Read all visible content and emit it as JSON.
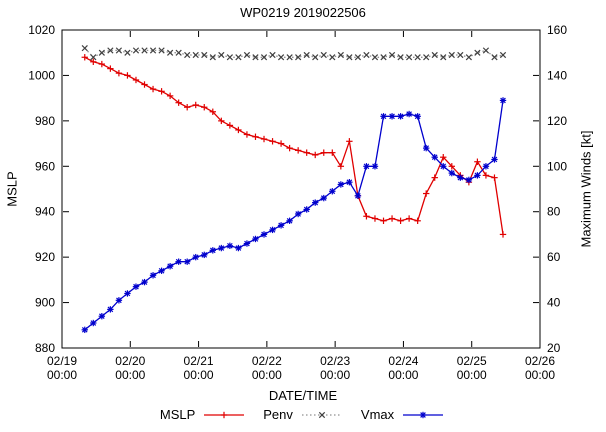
{
  "chart_data": {
    "type": "line",
    "title": "WP0219 2019022506",
    "xlabel": "DATE/TIME",
    "ylabel_left": "MSLP",
    "ylabel_right": "Maximum Winds [kt]",
    "background": "#ffffff",
    "grid": false,
    "legend_position": "bottom-center",
    "x_axis": {
      "min_hours": 0,
      "max_hours": 168,
      "tick_interval_hours": 24,
      "tick_labels": [
        [
          "02/19",
          "00:00"
        ],
        [
          "02/20",
          "00:00"
        ],
        [
          "02/21",
          "00:00"
        ],
        [
          "02/22",
          "00:00"
        ],
        [
          "02/23",
          "00:00"
        ],
        [
          "02/24",
          "00:00"
        ],
        [
          "02/25",
          "00:00"
        ],
        [
          "02/26",
          "00:00"
        ]
      ]
    },
    "y_axis_left": {
      "min": 880,
      "max": 1020,
      "ticks": [
        880,
        900,
        920,
        940,
        960,
        980,
        1000,
        1020
      ]
    },
    "y_axis_right": {
      "min": 20,
      "max": 160,
      "ticks": [
        20,
        40,
        60,
        80,
        100,
        120,
        140,
        160
      ]
    },
    "series": [
      {
        "name": "MSLP",
        "axis": "left",
        "color": "#e00000",
        "line": "solid",
        "marker": "plus",
        "points": [
          [
            8,
            1008
          ],
          [
            11,
            1006
          ],
          [
            14,
            1005
          ],
          [
            17,
            1003
          ],
          [
            20,
            1001
          ],
          [
            23,
            1000
          ],
          [
            26,
            998
          ],
          [
            29,
            996
          ],
          [
            32,
            994
          ],
          [
            35,
            993
          ],
          [
            38,
            991
          ],
          [
            41,
            988
          ],
          [
            44,
            986
          ],
          [
            47,
            987
          ],
          [
            50,
            986
          ],
          [
            53,
            984
          ],
          [
            56,
            980
          ],
          [
            59,
            978
          ],
          [
            62,
            976
          ],
          [
            65,
            974
          ],
          [
            68,
            973
          ],
          [
            71,
            972
          ],
          [
            74,
            971
          ],
          [
            77,
            970
          ],
          [
            80,
            968
          ],
          [
            83,
            967
          ],
          [
            86,
            966
          ],
          [
            89,
            965
          ],
          [
            92,
            966
          ],
          [
            95,
            966
          ],
          [
            98,
            960
          ],
          [
            101,
            971
          ],
          [
            104,
            947
          ],
          [
            107,
            938
          ],
          [
            110,
            937
          ],
          [
            113,
            936
          ],
          [
            116,
            937
          ],
          [
            119,
            936
          ],
          [
            122,
            937
          ],
          [
            125,
            936
          ],
          [
            128,
            948
          ],
          [
            131,
            955
          ],
          [
            134,
            964
          ],
          [
            137,
            960
          ],
          [
            140,
            956
          ],
          [
            143,
            953
          ],
          [
            146,
            962
          ],
          [
            149,
            956
          ],
          [
            152,
            955
          ],
          [
            155,
            930
          ]
        ]
      },
      {
        "name": "Penv",
        "axis": "left",
        "color": "#909090",
        "marker_color": "#404040",
        "line": "dotted",
        "marker": "cross",
        "points": [
          [
            8,
            1012
          ],
          [
            11,
            1008
          ],
          [
            14,
            1010
          ],
          [
            17,
            1011
          ],
          [
            20,
            1011
          ],
          [
            23,
            1010
          ],
          [
            26,
            1011
          ],
          [
            29,
            1011
          ],
          [
            32,
            1011
          ],
          [
            35,
            1011
          ],
          [
            38,
            1010
          ],
          [
            41,
            1010
          ],
          [
            44,
            1009
          ],
          [
            47,
            1009
          ],
          [
            50,
            1009
          ],
          [
            53,
            1008
          ],
          [
            56,
            1009
          ],
          [
            59,
            1008
          ],
          [
            62,
            1008
          ],
          [
            65,
            1009
          ],
          [
            68,
            1008
          ],
          [
            71,
            1008
          ],
          [
            74,
            1009
          ],
          [
            77,
            1008
          ],
          [
            80,
            1008
          ],
          [
            83,
            1008
          ],
          [
            86,
            1009
          ],
          [
            89,
            1008
          ],
          [
            92,
            1009
          ],
          [
            95,
            1008
          ],
          [
            98,
            1009
          ],
          [
            101,
            1008
          ],
          [
            104,
            1008
          ],
          [
            107,
            1009
          ],
          [
            110,
            1008
          ],
          [
            113,
            1008
          ],
          [
            116,
            1009
          ],
          [
            119,
            1008
          ],
          [
            122,
            1008
          ],
          [
            125,
            1008
          ],
          [
            128,
            1008
          ],
          [
            131,
            1009
          ],
          [
            134,
            1008
          ],
          [
            137,
            1009
          ],
          [
            140,
            1009
          ],
          [
            143,
            1008
          ],
          [
            146,
            1010
          ],
          [
            149,
            1011
          ],
          [
            152,
            1008
          ],
          [
            155,
            1009
          ]
        ]
      },
      {
        "name": "Vmax",
        "axis": "right",
        "color": "#0000cd",
        "line": "solid",
        "marker": "asterisk",
        "points": [
          [
            8,
            28
          ],
          [
            11,
            31
          ],
          [
            14,
            34
          ],
          [
            17,
            37
          ],
          [
            20,
            41
          ],
          [
            23,
            44
          ],
          [
            26,
            47
          ],
          [
            29,
            49
          ],
          [
            32,
            52
          ],
          [
            35,
            54
          ],
          [
            38,
            56
          ],
          [
            41,
            58
          ],
          [
            44,
            58
          ],
          [
            47,
            60
          ],
          [
            50,
            61
          ],
          [
            53,
            63
          ],
          [
            56,
            64
          ],
          [
            59,
            65
          ],
          [
            62,
            64
          ],
          [
            65,
            66
          ],
          [
            68,
            68
          ],
          [
            71,
            70
          ],
          [
            74,
            72
          ],
          [
            77,
            74
          ],
          [
            80,
            76
          ],
          [
            83,
            79
          ],
          [
            86,
            81
          ],
          [
            89,
            84
          ],
          [
            92,
            86
          ],
          [
            95,
            89
          ],
          [
            98,
            92
          ],
          [
            101,
            93
          ],
          [
            104,
            87
          ],
          [
            107,
            100
          ],
          [
            110,
            100
          ],
          [
            113,
            122
          ],
          [
            116,
            122
          ],
          [
            119,
            122
          ],
          [
            122,
            123
          ],
          [
            125,
            122
          ],
          [
            128,
            108
          ],
          [
            131,
            104
          ],
          [
            134,
            100
          ],
          [
            137,
            97
          ],
          [
            140,
            95
          ],
          [
            143,
            94
          ],
          [
            146,
            96
          ],
          [
            149,
            100
          ],
          [
            152,
            103
          ],
          [
            155,
            129
          ]
        ]
      }
    ]
  }
}
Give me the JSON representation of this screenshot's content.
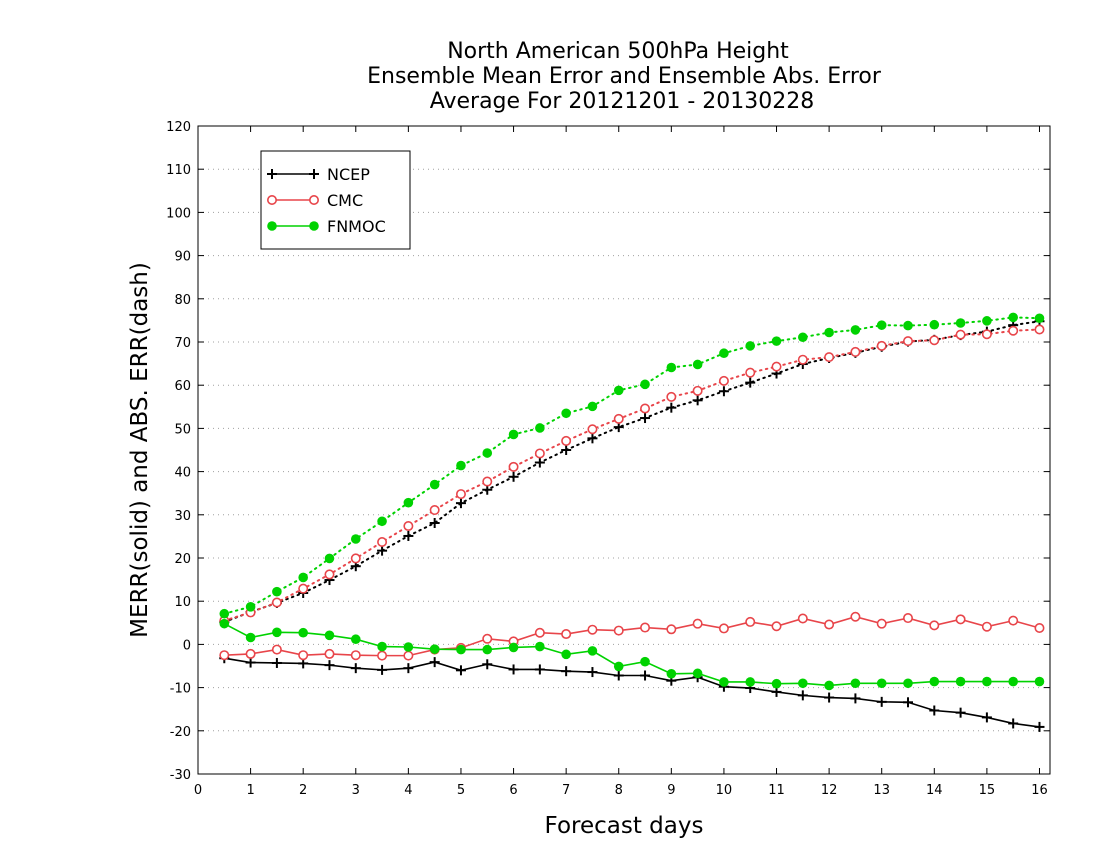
{
  "chart_data": {
    "type": "line",
    "title": [
      "North American 500hPa Height",
      "Ensemble Mean Error and Ensemble Abs. Error",
      "Average For 20121201 - 20130228"
    ],
    "xlabel": "Forecast days",
    "ylabel": "MERR(solid) and ABS. ERR(dash)",
    "xlim": [
      0,
      16.2
    ],
    "ylim": [
      -30,
      120
    ],
    "xticks": [
      0,
      1,
      2,
      3,
      4,
      5,
      6,
      7,
      8,
      9,
      10,
      11,
      12,
      13,
      14,
      15,
      16
    ],
    "yticks": [
      -30,
      -20,
      -10,
      0,
      10,
      20,
      30,
      40,
      50,
      60,
      70,
      80,
      90,
      100,
      110,
      120
    ],
    "grid": "horizontal dotted",
    "legend_position": "top-left",
    "x": [
      0.5,
      1,
      1.5,
      2,
      2.5,
      3,
      3.5,
      4,
      4.5,
      5,
      5.5,
      6,
      6.5,
      7,
      7.5,
      8,
      8.5,
      9,
      9.5,
      10,
      10.5,
      11,
      11.5,
      12,
      12.5,
      13,
      13.5,
      14,
      14.5,
      15,
      15.5,
      16
    ],
    "series": [
      {
        "name": "NCEP",
        "color": "#000000",
        "marker": "plus",
        "merr": [
          -3.2,
          -4.2,
          -4.3,
          -4.4,
          -4.8,
          -5.5,
          -5.9,
          -5.5,
          -4.1,
          -6,
          -4.6,
          -5.8,
          -5.8,
          -6.2,
          -6.4,
          -7.2,
          -7.2,
          -8.4,
          -7.6,
          -9.8,
          -10.1,
          -11,
          -11.8,
          -12.3,
          -12.5,
          -13.3,
          -13.4,
          -15.3,
          -15.8,
          -16.9,
          -18.3,
          -19.1
        ],
        "abs_err": [
          5.2,
          7.5,
          9.6,
          11.9,
          14.9,
          18.1,
          21.7,
          25.1,
          28.1,
          32.7,
          35.8,
          38.8,
          42.1,
          45,
          47.7,
          50.3,
          52.4,
          54.8,
          56.5,
          58.6,
          60.6,
          62.7,
          64.9,
          66.3,
          67.5,
          68.9,
          70.1,
          70.5,
          71.6,
          72.4,
          73.9,
          74.8
        ]
      },
      {
        "name": "CMC",
        "color": "#e8454a",
        "marker": "open-circle",
        "merr": [
          -2.5,
          -2.2,
          -1.2,
          -2.5,
          -2.2,
          -2.5,
          -2.6,
          -2.6,
          -1.2,
          -0.8,
          1.3,
          0.7,
          2.7,
          2.4,
          3.4,
          3.2,
          3.9,
          3.5,
          4.8,
          3.7,
          5.2,
          4.2,
          6,
          4.6,
          6.4,
          4.8,
          6.1,
          4.4,
          5.8,
          4.1,
          5.5,
          3.8
        ]
      },
      {
        "name": "FNMOC",
        "color": "#00d200",
        "marker": "filled-circle",
        "merr": [
          4.8,
          1.6,
          2.8,
          2.7,
          2.1,
          1.2,
          -0.5,
          -0.6,
          -1.1,
          -1.2,
          -1.2,
          -0.7,
          -0.5,
          -2.3,
          -1.5,
          -5.1,
          -4,
          -6.8,
          -6.7,
          -8.7,
          -8.7,
          -9.1,
          -9,
          -9.5,
          -9,
          -9,
          -9,
          -8.6,
          -8.6,
          -8.6,
          -8.6,
          -8.6
        ]
      }
    ],
    "cmc_abs_err": [
      5.5,
      7.4,
      9.7,
      12.9,
      16.2,
      19.9,
      23.7,
      27.4,
      31.1,
      34.8,
      37.7,
      41.1,
      44.2,
      47.1,
      49.8,
      52.2,
      54.6,
      57.3,
      58.7,
      61,
      62.9,
      64.3,
      65.9,
      66.5,
      67.7,
      69.1,
      70.2,
      70.4,
      71.7,
      71.8,
      72.6,
      72.9
    ],
    "fnmoc_abs_err": [
      7.1,
      8.7,
      12.2,
      15.5,
      19.9,
      24.4,
      28.5,
      32.8,
      37,
      41.4,
      44.3,
      48.6,
      50.1,
      53.5,
      55.1,
      58.8,
      60.2,
      64.1,
      64.8,
      67.4,
      69.1,
      70.2,
      71.1,
      72.2,
      72.8,
      73.9,
      73.8,
      74,
      74.4,
      74.9,
      75.7,
      75.5
    ]
  }
}
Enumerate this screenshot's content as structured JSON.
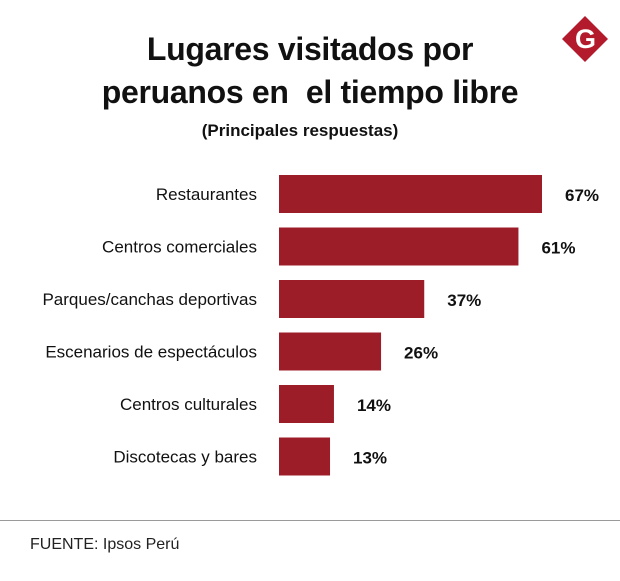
{
  "brand": {
    "letter": "G",
    "color": "#b31b2c"
  },
  "chart_data": {
    "type": "bar",
    "orientation": "horizontal",
    "title": "Lugares visitados por\nperuanos en  el tiempo libre",
    "subtitle": "(Principales respuestas)",
    "categories": [
      "Restaurantes",
      "Centros comerciales",
      "Parques/canchas deportivas",
      "Escenarios de espectáculos",
      "Centros culturales",
      "Discotecas y bares"
    ],
    "values": [
      67,
      61,
      37,
      26,
      14,
      13
    ],
    "value_labels": [
      "67%",
      "61%",
      "37%",
      "26%",
      "14%",
      "13%"
    ],
    "unit": "%",
    "bar_color": "#9c1c27",
    "xlim": [
      0,
      67
    ],
    "grid": false
  },
  "source": "FUENTE: Ipsos Perú"
}
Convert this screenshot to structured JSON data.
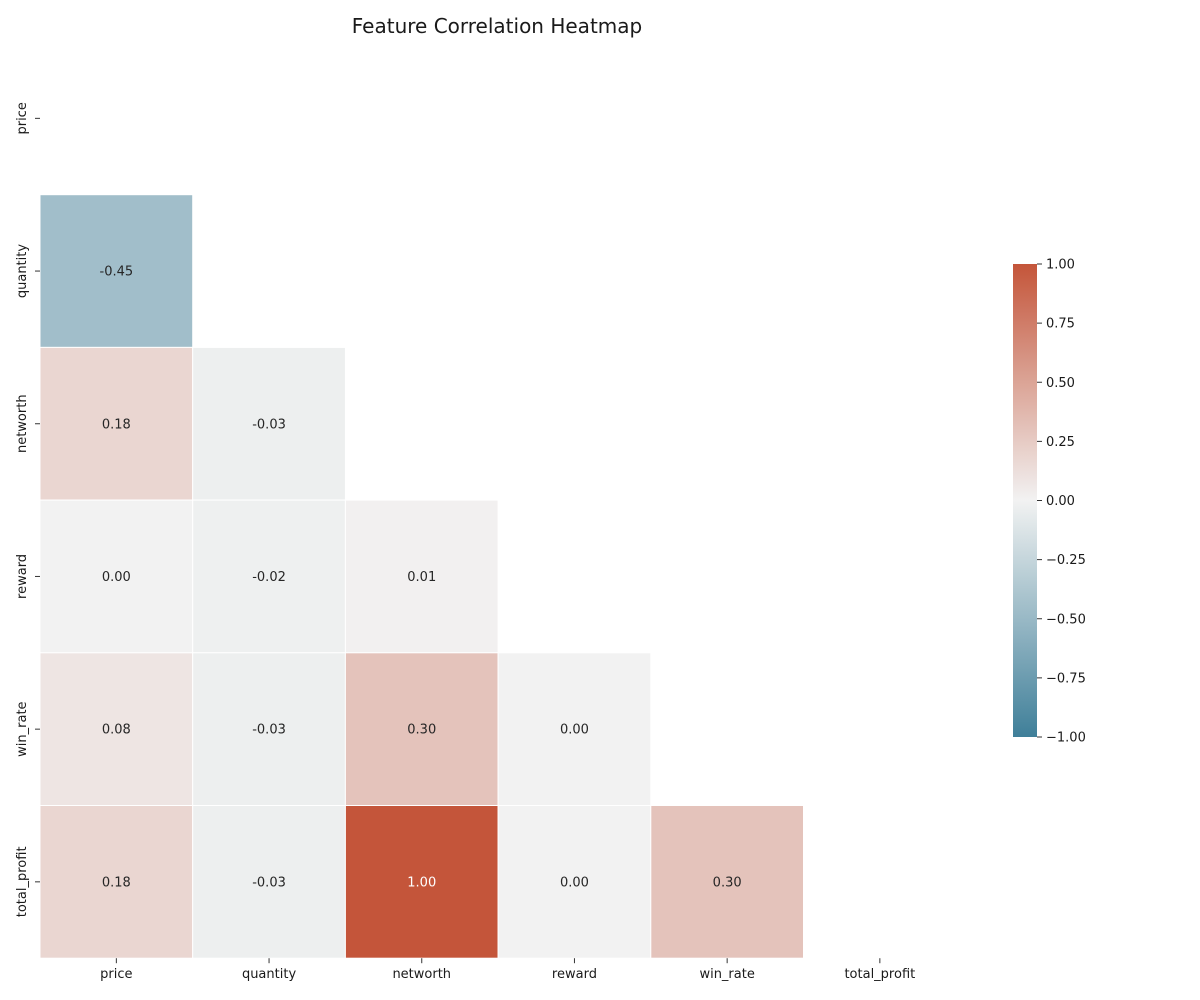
{
  "chart_data": {
    "type": "heatmap",
    "title": "Feature Correlation Heatmap",
    "labels": [
      "price",
      "quantity",
      "networth",
      "reward",
      "win_rate",
      "total_profit"
    ],
    "cells": [
      {
        "row": 1,
        "col": 0,
        "value": -0.45,
        "label": "-0.45"
      },
      {
        "row": 2,
        "col": 0,
        "value": 0.18,
        "label": "0.18"
      },
      {
        "row": 2,
        "col": 1,
        "value": -0.03,
        "label": "-0.03"
      },
      {
        "row": 3,
        "col": 0,
        "value": 0.0,
        "label": "0.00"
      },
      {
        "row": 3,
        "col": 1,
        "value": -0.02,
        "label": "-0.02"
      },
      {
        "row": 3,
        "col": 2,
        "value": 0.01,
        "label": "0.01"
      },
      {
        "row": 4,
        "col": 0,
        "value": 0.08,
        "label": "0.08"
      },
      {
        "row": 4,
        "col": 1,
        "value": -0.03,
        "label": "-0.03"
      },
      {
        "row": 4,
        "col": 2,
        "value": 0.3,
        "label": "0.30"
      },
      {
        "row": 4,
        "col": 3,
        "value": 0.0,
        "label": "0.00"
      },
      {
        "row": 5,
        "col": 0,
        "value": 0.18,
        "label": "0.18"
      },
      {
        "row": 5,
        "col": 1,
        "value": -0.03,
        "label": "-0.03"
      },
      {
        "row": 5,
        "col": 2,
        "value": 1.0,
        "label": "1.00"
      },
      {
        "row": 5,
        "col": 3,
        "value": 0.0,
        "label": "0.00"
      },
      {
        "row": 5,
        "col": 4,
        "value": 0.3,
        "label": "0.30"
      }
    ],
    "mask": "upper-triangle-including-diagonal",
    "colorbar": {
      "vmin": -1.0,
      "vmax": 1.0,
      "ticks": [
        1.0,
        0.75,
        0.5,
        0.25,
        0.0,
        -0.25,
        -0.5,
        -0.75,
        -1.0
      ],
      "tick_labels": [
        "1.00",
        "0.75",
        "0.50",
        "0.25",
        "0.00",
        "−0.25",
        "−0.50",
        "−0.75",
        "−1.00"
      ],
      "placement": "right"
    },
    "colors": {
      "negative": "#3f7f99",
      "center": "#f2f2f2",
      "positive": "#c4553a",
      "grid_line": "#ffffff"
    },
    "grid": false
  }
}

INSTRUCTION: Find the word "structured" in the data and show each line that holds it.

RESPONSE:
Enumerate this screenshot's content as structured JSON.
Convert this screenshot to structured JSON data.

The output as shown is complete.